#### TO DO
Copy the listing verbatim, excluding any images found in it.

#### RECORDS FOR PROCESSING
-- START --

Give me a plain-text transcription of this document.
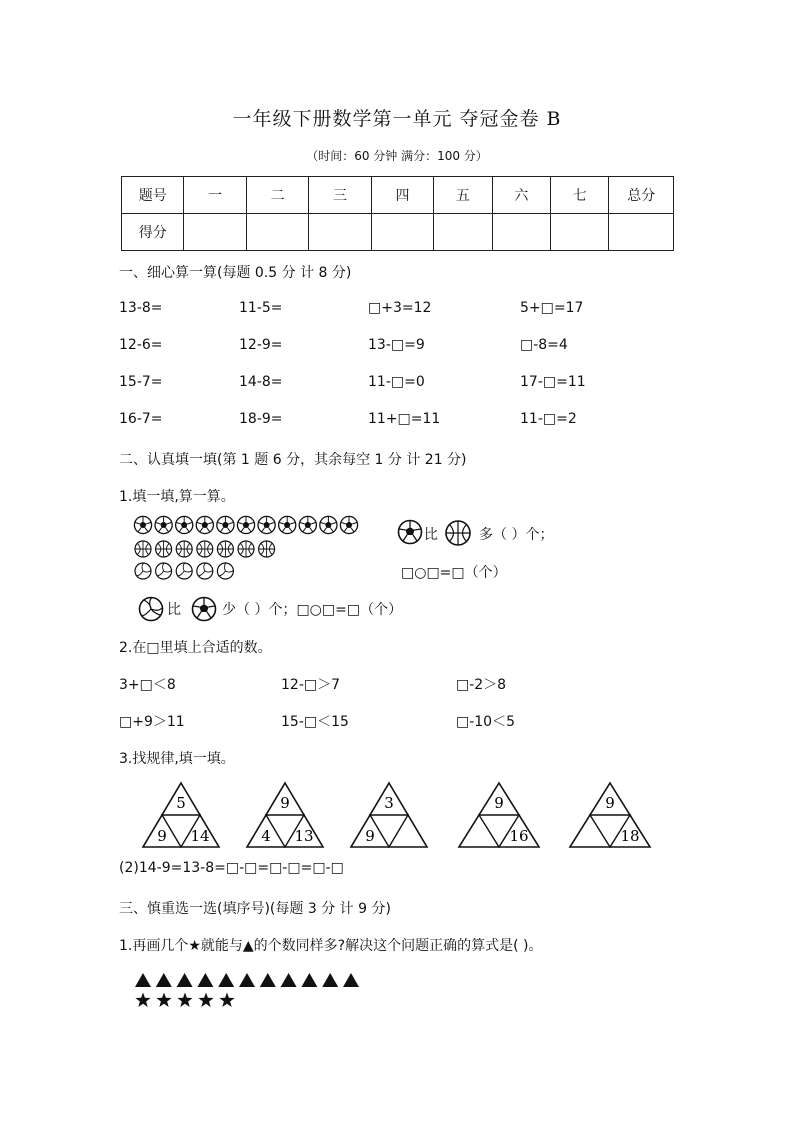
一年级下册数学第一单元 夺冠金卷 B
（时间：60 分钟 满分：100 分）
题号	一	二	三	四	五	六	七	总分
得分								
一、细心算一算(每题 0.5 分 计 8 分)
13-8=	11-5=	□+3=12	5+□=17
12-6=	12-9=	13-□=9	□-8=4
15-7=	14-8=	11-□=0	17-□=11
16-7=	18-9=	11+□=11	11-□=2
二、认真填一填(第 1 题 6 分，其余每空 1 分 计 21 分)
1.填一填,算一算。
比	多（ ）个；
□○□=□（个）
比	少（ ）个；□○□=□（个）
2.在□里填上合适的数。
3+□＜8	12-□＞7	□-2＞8
□+9＞11	15-□＜15	□-10＜5
3.找规律,填一填。
5
9 14
9
4 13
3
9
9
16
9
18
(2)14-9=13-8=□-□=□-□=□-□
三、慎重选一选(填序号)(每题 3 分 计 9 分)
1.再画几个★就能与▲的个数同样多?解决这个问题正确的算式是( )。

-- END --

#### SOLUTION TO THIS EXERCISE
Give me a plain-text transcription of this document.
一年级下册数学第一单元 夺冠金卷 B
（时间：60 分钟 满分：100 分）
题号	一	二	三	四	五	六	七	总分
得分								
一、细心算一算(每题 0.5 分 计 8 分)
13-8=	11-5=	□+3=12	5+□=17
12-6=	12-9=	13-□=9	□-8=4
15-7=	14-8=	11-□=0	17-□=11
16-7=	18-9=	11+□=11	11-□=2
二、认真填一填(第 1 题 6 分，其余每空 1 分 计 21 分)
1.填一填,算一算。
比	多（ ）个；
□○□=□（个）
比	少（ ）个；□○□=□（个）
2.在□里填上合适的数。
3+□＜8	12-□＞7	□-2＞8
□+9＞11	15-□＜15	□-10＜5
3.找规律,填一填。
5
9 14
9
4 13
3
9
9
16
9
18
(2)14-9=13-8=□-□=□-□=□-□
三、慎重选一选(填序号)(每题 3 分 计 9 分)
1.再画几个★就能与▲的个数同样多?解决这个问题正确的算式是( )。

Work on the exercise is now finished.